* Begin Excerpted data *

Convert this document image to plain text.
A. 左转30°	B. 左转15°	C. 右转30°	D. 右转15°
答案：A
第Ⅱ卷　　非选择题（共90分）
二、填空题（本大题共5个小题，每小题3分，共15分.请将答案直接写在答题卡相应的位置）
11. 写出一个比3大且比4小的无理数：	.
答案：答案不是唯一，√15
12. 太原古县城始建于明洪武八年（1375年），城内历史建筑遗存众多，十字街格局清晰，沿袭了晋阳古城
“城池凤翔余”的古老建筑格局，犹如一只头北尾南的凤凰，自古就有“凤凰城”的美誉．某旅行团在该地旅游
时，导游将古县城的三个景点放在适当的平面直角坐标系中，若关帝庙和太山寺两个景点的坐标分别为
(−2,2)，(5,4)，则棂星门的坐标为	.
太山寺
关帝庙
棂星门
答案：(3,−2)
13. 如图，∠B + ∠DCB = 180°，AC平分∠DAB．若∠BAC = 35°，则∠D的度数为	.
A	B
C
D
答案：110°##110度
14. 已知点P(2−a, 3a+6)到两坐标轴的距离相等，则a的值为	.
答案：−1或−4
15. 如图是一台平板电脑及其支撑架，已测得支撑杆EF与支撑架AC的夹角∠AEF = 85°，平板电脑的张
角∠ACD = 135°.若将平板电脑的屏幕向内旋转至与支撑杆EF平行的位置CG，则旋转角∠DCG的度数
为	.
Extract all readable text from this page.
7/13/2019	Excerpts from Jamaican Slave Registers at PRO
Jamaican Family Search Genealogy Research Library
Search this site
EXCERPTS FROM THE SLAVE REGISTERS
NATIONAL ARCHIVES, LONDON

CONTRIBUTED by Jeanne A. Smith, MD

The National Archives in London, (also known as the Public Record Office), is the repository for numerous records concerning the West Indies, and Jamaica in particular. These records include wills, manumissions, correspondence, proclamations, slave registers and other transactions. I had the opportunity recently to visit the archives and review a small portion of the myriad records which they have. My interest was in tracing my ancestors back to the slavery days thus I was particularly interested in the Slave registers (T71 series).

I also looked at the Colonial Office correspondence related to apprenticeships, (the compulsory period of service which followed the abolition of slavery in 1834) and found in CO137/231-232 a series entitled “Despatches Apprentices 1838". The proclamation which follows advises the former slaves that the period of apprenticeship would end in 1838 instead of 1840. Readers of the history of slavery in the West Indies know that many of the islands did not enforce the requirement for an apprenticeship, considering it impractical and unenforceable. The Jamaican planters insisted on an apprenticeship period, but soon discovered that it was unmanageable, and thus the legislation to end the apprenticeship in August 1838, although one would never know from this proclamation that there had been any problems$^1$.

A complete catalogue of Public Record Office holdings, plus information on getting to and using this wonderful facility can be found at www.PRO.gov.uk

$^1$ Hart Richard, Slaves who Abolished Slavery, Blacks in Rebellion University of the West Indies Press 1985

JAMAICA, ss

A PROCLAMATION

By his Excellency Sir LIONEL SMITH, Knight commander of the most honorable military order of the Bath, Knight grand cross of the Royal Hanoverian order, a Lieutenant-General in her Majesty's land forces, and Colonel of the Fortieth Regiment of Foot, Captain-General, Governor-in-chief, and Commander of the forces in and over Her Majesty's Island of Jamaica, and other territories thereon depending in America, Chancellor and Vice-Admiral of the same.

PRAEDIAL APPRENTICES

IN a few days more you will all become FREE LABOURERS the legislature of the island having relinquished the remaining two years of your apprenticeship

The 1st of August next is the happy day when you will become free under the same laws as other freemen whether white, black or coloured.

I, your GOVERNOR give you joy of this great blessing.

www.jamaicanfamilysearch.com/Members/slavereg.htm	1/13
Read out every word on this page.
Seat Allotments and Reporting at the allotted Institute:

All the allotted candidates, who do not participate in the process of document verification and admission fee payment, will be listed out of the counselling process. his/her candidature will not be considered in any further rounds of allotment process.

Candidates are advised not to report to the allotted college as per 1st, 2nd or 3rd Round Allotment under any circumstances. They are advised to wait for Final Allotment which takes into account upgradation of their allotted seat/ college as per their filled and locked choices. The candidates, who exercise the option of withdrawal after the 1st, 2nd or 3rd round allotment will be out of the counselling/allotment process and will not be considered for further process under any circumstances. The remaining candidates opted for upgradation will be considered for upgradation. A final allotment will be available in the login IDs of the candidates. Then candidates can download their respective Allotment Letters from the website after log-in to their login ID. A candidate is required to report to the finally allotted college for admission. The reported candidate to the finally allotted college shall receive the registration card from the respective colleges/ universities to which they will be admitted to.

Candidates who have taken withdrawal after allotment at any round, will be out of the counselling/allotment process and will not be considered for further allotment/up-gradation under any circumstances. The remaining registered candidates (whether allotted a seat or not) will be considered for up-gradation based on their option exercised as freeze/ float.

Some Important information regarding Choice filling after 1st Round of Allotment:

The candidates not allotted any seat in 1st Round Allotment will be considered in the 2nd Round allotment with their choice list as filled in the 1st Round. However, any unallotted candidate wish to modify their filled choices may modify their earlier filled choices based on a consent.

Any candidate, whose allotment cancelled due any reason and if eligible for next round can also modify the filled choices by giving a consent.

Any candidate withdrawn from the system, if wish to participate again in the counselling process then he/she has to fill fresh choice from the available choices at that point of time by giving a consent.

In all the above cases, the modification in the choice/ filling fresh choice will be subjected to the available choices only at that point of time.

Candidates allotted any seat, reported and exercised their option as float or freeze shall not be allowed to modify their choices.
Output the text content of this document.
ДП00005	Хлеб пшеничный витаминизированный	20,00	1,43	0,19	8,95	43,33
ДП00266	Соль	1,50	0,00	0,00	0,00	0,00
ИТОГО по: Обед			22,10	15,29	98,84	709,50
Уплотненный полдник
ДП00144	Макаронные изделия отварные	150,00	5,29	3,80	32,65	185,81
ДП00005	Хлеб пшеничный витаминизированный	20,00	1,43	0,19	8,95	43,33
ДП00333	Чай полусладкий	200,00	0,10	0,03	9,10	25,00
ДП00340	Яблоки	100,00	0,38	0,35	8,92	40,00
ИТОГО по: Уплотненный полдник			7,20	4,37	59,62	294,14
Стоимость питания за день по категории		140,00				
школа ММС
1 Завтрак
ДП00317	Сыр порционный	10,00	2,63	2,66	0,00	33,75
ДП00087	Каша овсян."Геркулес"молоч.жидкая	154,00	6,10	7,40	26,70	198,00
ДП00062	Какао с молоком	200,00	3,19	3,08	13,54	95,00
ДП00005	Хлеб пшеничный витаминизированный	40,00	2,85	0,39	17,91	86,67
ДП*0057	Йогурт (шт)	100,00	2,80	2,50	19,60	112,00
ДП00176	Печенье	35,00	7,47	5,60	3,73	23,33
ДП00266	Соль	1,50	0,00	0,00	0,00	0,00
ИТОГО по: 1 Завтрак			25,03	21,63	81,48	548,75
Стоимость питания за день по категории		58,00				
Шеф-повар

* End Excerpted data *

-- Goal --
Take every line above carrying "Уплотненный" and return it.

-- Exercise result --
Уплотненный полдник
ИТОГО по: Уплотненный полдник			7,20	4,37	59,62	294,14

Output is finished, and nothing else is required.